» **Data shown**:

══════════

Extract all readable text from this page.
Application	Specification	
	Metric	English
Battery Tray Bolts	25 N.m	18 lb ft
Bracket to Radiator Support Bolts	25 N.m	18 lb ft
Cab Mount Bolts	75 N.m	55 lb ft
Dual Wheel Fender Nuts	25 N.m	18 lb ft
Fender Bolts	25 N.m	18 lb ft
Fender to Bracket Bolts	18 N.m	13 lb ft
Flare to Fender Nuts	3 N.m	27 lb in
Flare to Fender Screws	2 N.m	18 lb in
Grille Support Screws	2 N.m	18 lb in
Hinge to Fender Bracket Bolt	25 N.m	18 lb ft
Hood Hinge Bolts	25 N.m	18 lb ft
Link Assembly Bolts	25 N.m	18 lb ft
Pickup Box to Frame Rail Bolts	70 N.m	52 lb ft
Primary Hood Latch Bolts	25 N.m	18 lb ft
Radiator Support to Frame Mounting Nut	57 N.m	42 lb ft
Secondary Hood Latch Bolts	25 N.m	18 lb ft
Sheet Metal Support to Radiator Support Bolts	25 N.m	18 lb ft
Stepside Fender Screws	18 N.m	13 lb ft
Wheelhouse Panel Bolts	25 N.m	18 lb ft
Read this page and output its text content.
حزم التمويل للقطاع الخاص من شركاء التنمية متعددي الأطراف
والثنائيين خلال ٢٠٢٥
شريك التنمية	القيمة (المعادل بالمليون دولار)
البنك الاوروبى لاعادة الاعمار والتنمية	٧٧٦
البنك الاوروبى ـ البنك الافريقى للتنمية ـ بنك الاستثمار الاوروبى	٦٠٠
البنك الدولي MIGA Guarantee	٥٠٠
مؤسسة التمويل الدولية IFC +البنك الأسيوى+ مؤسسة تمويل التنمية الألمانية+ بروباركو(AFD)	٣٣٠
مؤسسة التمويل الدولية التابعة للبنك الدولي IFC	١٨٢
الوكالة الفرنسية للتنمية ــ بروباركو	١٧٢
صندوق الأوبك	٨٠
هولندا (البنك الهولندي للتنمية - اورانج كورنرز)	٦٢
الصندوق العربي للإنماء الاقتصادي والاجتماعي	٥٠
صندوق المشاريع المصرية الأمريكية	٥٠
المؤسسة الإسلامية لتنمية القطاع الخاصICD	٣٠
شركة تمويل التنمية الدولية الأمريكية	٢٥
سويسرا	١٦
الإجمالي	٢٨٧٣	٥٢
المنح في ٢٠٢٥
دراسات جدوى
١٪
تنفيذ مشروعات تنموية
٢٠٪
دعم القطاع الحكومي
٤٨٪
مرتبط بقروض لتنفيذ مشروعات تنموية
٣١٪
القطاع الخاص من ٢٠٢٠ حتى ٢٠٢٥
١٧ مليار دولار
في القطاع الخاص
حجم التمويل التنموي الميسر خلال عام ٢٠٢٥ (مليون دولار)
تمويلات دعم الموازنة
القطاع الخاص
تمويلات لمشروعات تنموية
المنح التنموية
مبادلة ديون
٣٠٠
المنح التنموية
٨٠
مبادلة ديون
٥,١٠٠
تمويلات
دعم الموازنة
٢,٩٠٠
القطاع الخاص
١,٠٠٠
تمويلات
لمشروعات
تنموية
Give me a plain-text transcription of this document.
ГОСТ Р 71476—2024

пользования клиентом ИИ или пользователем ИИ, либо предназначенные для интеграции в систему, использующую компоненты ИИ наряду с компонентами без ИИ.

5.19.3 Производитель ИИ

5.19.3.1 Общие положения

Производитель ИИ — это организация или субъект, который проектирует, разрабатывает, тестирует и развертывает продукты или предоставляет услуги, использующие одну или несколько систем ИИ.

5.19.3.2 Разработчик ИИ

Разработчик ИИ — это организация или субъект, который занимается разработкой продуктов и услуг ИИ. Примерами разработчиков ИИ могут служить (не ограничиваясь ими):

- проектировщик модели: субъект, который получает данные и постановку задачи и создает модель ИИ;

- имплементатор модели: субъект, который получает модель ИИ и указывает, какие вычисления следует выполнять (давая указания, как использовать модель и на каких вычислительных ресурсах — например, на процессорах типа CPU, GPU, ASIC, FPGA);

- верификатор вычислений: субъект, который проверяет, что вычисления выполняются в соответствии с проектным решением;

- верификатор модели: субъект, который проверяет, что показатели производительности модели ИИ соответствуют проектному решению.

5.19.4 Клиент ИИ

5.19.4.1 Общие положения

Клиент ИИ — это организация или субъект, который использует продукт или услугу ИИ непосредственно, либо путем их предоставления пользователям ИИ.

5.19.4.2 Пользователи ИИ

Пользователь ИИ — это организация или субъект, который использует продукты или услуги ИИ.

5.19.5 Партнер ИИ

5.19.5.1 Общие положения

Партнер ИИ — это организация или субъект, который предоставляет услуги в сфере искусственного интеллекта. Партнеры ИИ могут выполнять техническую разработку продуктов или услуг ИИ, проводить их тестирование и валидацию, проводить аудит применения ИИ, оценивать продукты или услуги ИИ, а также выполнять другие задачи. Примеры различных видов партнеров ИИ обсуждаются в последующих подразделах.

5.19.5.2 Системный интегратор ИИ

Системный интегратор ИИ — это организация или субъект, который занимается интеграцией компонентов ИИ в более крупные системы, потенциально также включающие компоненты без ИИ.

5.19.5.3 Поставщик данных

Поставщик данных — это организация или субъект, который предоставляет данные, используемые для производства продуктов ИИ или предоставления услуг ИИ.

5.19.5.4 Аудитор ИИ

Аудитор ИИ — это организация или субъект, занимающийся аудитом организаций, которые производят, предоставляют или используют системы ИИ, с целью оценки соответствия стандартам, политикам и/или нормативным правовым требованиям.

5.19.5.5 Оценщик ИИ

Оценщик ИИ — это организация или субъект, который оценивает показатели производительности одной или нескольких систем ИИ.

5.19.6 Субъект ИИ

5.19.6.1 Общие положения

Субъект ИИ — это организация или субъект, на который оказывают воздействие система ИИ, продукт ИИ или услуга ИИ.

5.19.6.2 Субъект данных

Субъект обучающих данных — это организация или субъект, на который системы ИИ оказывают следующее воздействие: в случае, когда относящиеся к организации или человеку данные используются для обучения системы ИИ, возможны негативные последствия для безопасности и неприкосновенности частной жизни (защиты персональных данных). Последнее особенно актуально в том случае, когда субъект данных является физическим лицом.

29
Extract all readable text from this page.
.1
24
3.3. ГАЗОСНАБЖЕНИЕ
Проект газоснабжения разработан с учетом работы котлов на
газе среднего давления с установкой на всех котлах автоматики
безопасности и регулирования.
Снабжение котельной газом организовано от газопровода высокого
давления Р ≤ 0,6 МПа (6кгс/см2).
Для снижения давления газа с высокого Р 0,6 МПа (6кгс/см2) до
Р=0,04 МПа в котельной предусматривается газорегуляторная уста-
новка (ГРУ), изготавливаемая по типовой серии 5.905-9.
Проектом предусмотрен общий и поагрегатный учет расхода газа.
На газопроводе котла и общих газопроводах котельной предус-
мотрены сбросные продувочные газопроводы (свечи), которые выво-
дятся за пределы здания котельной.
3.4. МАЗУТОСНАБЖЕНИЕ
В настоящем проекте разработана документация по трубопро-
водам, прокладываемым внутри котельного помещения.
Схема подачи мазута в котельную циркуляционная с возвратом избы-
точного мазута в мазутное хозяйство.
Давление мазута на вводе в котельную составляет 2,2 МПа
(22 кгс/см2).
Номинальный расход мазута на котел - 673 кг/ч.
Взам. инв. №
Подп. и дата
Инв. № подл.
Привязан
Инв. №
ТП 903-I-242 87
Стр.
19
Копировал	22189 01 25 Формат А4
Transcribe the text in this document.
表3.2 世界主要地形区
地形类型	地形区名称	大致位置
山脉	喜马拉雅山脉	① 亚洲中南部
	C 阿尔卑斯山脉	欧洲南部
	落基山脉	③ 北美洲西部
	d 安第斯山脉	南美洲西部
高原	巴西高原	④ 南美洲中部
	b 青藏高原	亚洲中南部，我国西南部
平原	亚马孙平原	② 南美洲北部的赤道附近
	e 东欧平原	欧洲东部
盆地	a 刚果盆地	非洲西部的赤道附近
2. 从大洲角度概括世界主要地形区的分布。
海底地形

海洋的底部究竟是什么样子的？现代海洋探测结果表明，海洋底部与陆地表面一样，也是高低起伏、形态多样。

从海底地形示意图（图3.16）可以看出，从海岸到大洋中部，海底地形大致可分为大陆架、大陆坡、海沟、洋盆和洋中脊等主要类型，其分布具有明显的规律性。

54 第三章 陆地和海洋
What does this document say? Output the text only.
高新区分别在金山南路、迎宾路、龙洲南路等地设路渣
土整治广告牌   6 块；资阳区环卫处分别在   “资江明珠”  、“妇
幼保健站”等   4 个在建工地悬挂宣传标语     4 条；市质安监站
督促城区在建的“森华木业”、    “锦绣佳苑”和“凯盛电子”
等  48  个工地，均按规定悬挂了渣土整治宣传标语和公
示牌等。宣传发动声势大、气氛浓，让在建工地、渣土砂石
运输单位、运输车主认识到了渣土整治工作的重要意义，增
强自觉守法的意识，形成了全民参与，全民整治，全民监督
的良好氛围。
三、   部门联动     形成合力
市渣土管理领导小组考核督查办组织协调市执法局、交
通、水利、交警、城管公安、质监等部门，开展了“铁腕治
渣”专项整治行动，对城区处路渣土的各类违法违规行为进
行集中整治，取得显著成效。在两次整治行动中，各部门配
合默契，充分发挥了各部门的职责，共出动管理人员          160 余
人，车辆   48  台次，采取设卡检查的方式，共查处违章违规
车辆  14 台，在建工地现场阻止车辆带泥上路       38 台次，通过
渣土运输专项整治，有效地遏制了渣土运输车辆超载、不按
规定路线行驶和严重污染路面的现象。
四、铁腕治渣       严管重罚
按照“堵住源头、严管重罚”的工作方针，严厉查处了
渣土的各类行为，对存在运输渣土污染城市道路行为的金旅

══════════

» **What this task involves**:
Write out only the final block of lines, starting at the line with "What does this" and running to the end of the material.

» **Reply to the exercise**:
What does this document say? Output the text only.
高新区分别在金山南路、迎宾路、龙洲南路等地设路渣
土整治广告牌   6 块；资阳区环卫处分别在   “资江明珠”  、“妇
幼保健站”等   4 个在建工地悬挂宣传标语     4 条；市质安监站
督促城区在建的“森华木业”、    “锦绣佳苑”和“凯盛电子”
等  48  个工地，均按规定悬挂了渣土整治宣传标语和公
示牌等。宣传发动声势大、气氛浓，让在建工地、渣土砂石
运输单位、运输车主认识到了渣土整治工作的重要意义，增
强自觉守法的意识，形成了全民参与，全民整治，全民监督
的良好氛围。
三、   部门联动     形成合力
市渣土管理领导小组考核督查办组织协调市执法局、交
通、水利、交警、城管公安、质监等部门，开展了“铁腕治
渣”专项整治行动，对城区处路渣土的各类违法违规行为进
行集中整治，取得显著成效。在两次整治行动中，各部门配
合默契，充分发挥了各部门的职责，共出动管理人员          160 余
人，车辆   48  台次，采取设卡检查的方式，共查处违章违规
车辆  14 台，在建工地现场阻止车辆带泥上路       38 台次，通过
渣土运输专项整治，有效地遏制了渣土运输车辆超载、不按
规定路线行驶和严重污染路面的现象。
四、铁腕治渣       严管重罚
按照“堵住源头、严管重罚”的工作方针，严厉查处了
渣土的各类行为，对存在运输渣土污染城市道路行为的金旅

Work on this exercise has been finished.